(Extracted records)
━━━━━━━━━━━━━━━━━━━━━━━━━━━━━━

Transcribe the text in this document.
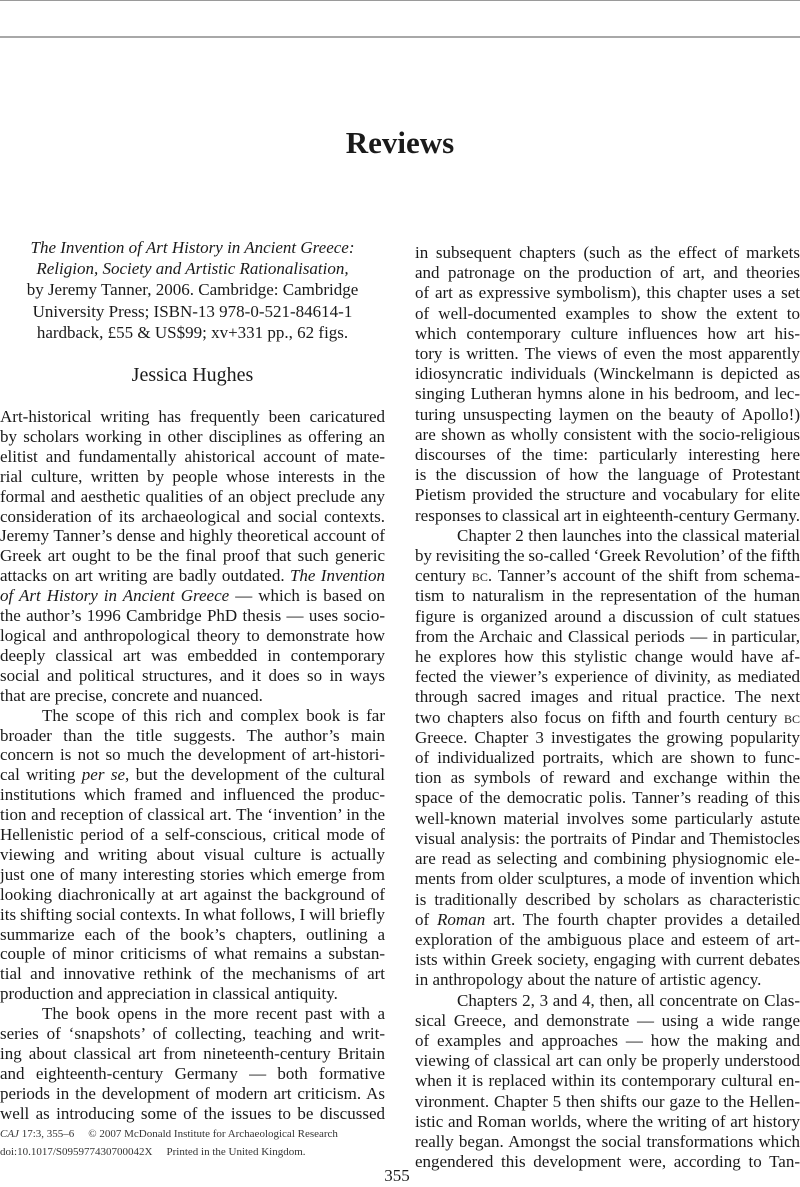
Reviews
The Invention of Art History in Ancient Greece:
Religion, Society and Artistic Rationalisation,
by Jeremy Tanner, 2006. Cambridge: Cambridge
University Press; ISBN-13 978-0-521-84614-1
hardback, £55 & US$99; xv+331 pp., 62 figs.
Jessica Hughes
Art-historical writing has frequently been caricatured
by scholars working in other disciplines as offering an
elitist and fundamentally ahistorical account of mate-
rial culture, written by people whose interests in the
formal and aesthetic qualities of an object preclude any
consideration of its archaeological and social contexts.
Jeremy Tanner’s dense and highly theoretical account of
Greek art ought to be the final proof that such generic
attacks on art writing are badly outdated. The Invention
of Art History in Ancient Greece — which is based on
the author’s 1996 Cambridge PhD thesis — uses socio-
logical and anthropological theory to demonstrate how
deeply classical art was embedded in contemporary
social and political structures, and it does so in ways
that are precise, concrete and nuanced.
The scope of this rich and complex book is far
broader than the title suggests. The author’s main
concern is not so much the development of art-histori-
cal writing per se, but the development of the cultural
institutions which framed and influenced the produc-
tion and reception of classical art. The ‘invention’ in the
Hellenistic period of a self-conscious, critical mode of
viewing and writing about visual culture is actually
just one of many interesting stories which emerge from
looking diachronically at art against the background of
its shifting social contexts. In what follows, I will briefly
summarize each of the book’s chapters, outlining a
couple of minor criticisms of what remains a substan-
tial and innovative rethink of the mechanisms of art
production and appreciation in classical antiquity.
The book opens in the more recent past with a
series of ‘snapshots’ of collecting, teaching and writ-
ing about classical art from nineteenth-century Britain
and eighteenth-century Germany — both formative
periods in the development of modern art criticism. As
well as introducing some of the issues to be discussed
in subsequent chapters (such as the effect of markets
and patronage on the production of art, and theories
of art as expressive symbolism), this chapter uses a set
of well-documented examples to show the extent to
which contemporary culture influences how art his-
tory is written. The views of even the most apparently
idiosyncratic individuals (Winckelmann is depicted as
singing Lutheran hymns alone in his bedroom, and lec-
turing unsuspecting laymen on the beauty of Apollo!)
are shown as wholly consistent with the socio-religious
discourses of the time: particularly interesting here
is the discussion of how the language of Protestant
Pietism provided the structure and vocabulary for elite
responses to classical art in eighteenth-century Germany.
Chapter 2 then launches into the classical material
by revisiting the so-called ‘Greek Revolution’ of the fifth
century bc. Tanner’s account of the shift from schema-
tism to naturalism in the representation of the human
figure is organized around a discussion of cult statues
from the Archaic and Classical periods — in particular,
he explores how this stylistic change would have af-
fected the viewer’s experience of divinity, as mediated
through sacred images and ritual practice. The next
two chapters also focus on fifth and fourth century bc
Greece. Chapter 3 investigates the growing popularity
of individualized portraits, which are shown to func-
tion as symbols of reward and exchange within the
space of the democratic polis. Tanner’s reading of this
well-known material involves some particularly astute
visual analysis: the portraits of Pindar and Themistocles
are read as selecting and combining physiognomic ele-
ments from older sculptures, a mode of invention which
is traditionally described by scholars as characteristic
of Roman art. The fourth chapter provides a detailed
exploration of the ambiguous place and esteem of art-
ists within Greek society, engaging with current debates
in anthropology about the nature of artistic agency.
Chapters 2, 3 and 4, then, all concentrate on Clas-
sical Greece, and demonstrate — using a wide range
of examples and approaches — how the making and
viewing of classical art can only be properly understood
when it is replaced within its contemporary cultural en-
vironment. Chapter 5 then shifts our gaze to the Hellen-
istic and Roman worlds, where the writing of art history
really began. Amongst the social transformations which
engendered this development were, according to Tan-
CAJ 17:3, 355–6 © 2007 McDonald Institute for Archaeological Research
doi:10.1017/S095977430700042X Printed in the United Kingdom.
355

━━━━━━━━━━━━━━━━━━━━━━━━━━━━━━

All records above are to be printed exactly, minus the pictures they contain.

Transcribe the text in this document.
Reviews
The Invention of Art History in Ancient Greece:
Religion, Society and Artistic Rationalisation,
by Jeremy Tanner, 2006. Cambridge: Cambridge
University Press; ISBN-13 978-0-521-84614-1
hardback, £55 & US$99; xv+331 pp., 62 figs.
Jessica Hughes
Art-historical writing has frequently been caricatured
by scholars working in other disciplines as offering an
elitist and fundamentally ahistorical account of mate-
rial culture, written by people whose interests in the
formal and aesthetic qualities of an object preclude any
consideration of its archaeological and social contexts.
Jeremy Tanner’s dense and highly theoretical account of
Greek art ought to be the final proof that such generic
attacks on art writing are badly outdated. The Invention
of Art History in Ancient Greece — which is based on
the author’s 1996 Cambridge PhD thesis — uses socio-
logical and anthropological theory to demonstrate how
deeply classical art was embedded in contemporary
social and political structures, and it does so in ways
that are precise, concrete and nuanced.
The scope of this rich and complex book is far
broader than the title suggests. The author’s main
concern is not so much the development of art-histori-
cal writing per se, but the development of the cultural
institutions which framed and influenced the produc-
tion and reception of classical art. The ‘invention’ in the
Hellenistic period of a self-conscious, critical mode of
viewing and writing about visual culture is actually
just one of many interesting stories which emerge from
looking diachronically at art against the background of
its shifting social contexts. In what follows, I will briefly
summarize each of the book’s chapters, outlining a
couple of minor criticisms of what remains a substan-
tial and innovative rethink of the mechanisms of art
production and appreciation in classical antiquity.
The book opens in the more recent past with a
series of ‘snapshots’ of collecting, teaching and writ-
ing about classical art from nineteenth-century Britain
and eighteenth-century Germany — both formative
periods in the development of modern art criticism. As
well as introducing some of the issues to be discussed
in subsequent chapters (such as the effect of markets
and patronage on the production of art, and theories
of art as expressive symbolism), this chapter uses a set
of well-documented examples to show the extent to
which contemporary culture influences how art his-
tory is written. The views of even the most apparently
idiosyncratic individuals (Winckelmann is depicted as
singing Lutheran hymns alone in his bedroom, and lec-
turing unsuspecting laymen on the beauty of Apollo!)
are shown as wholly consistent with the socio-religious
discourses of the time: particularly interesting here
is the discussion of how the language of Protestant
Pietism provided the structure and vocabulary for elite
responses to classical art in eighteenth-century Germany.
Chapter 2 then launches into the classical material
by revisiting the so-called ‘Greek Revolution’ of the fifth
century bc. Tanner’s account of the shift from schema-
tism to naturalism in the representation of the human
figure is organized around a discussion of cult statues
from the Archaic and Classical periods — in particular,
he explores how this stylistic change would have af-
fected the viewer’s experience of divinity, as mediated
through sacred images and ritual practice. The next
two chapters also focus on fifth and fourth century bc
Greece. Chapter 3 investigates the growing popularity
of individualized portraits, which are shown to func-
tion as symbols of reward and exchange within the
space of the democratic polis. Tanner’s reading of this
well-known material involves some particularly astute
visual analysis: the portraits of Pindar and Themistocles
are read as selecting and combining physiognomic ele-
ments from older sculptures, a mode of invention which
is traditionally described by scholars as characteristic
of Roman art. The fourth chapter provides a detailed
exploration of the ambiguous place and esteem of art-
ists within Greek society, engaging with current debates
in anthropology about the nature of artistic agency.
Chapters 2, 3 and 4, then, all concentrate on Clas-
sical Greece, and demonstrate — using a wide range
of examples and approaches — how the making and
viewing of classical art can only be properly understood
when it is replaced within its contemporary cultural en-
vironment. Chapter 5 then shifts our gaze to the Hellen-
istic and Roman worlds, where the writing of art history
really began. Amongst the social transformations which
engendered this development were, according to Tan-
CAJ 17:3, 355–6 © 2007 McDonald Institute for Archaeological Research
doi:10.1017/S095977430700042X Printed in the United Kingdom.
355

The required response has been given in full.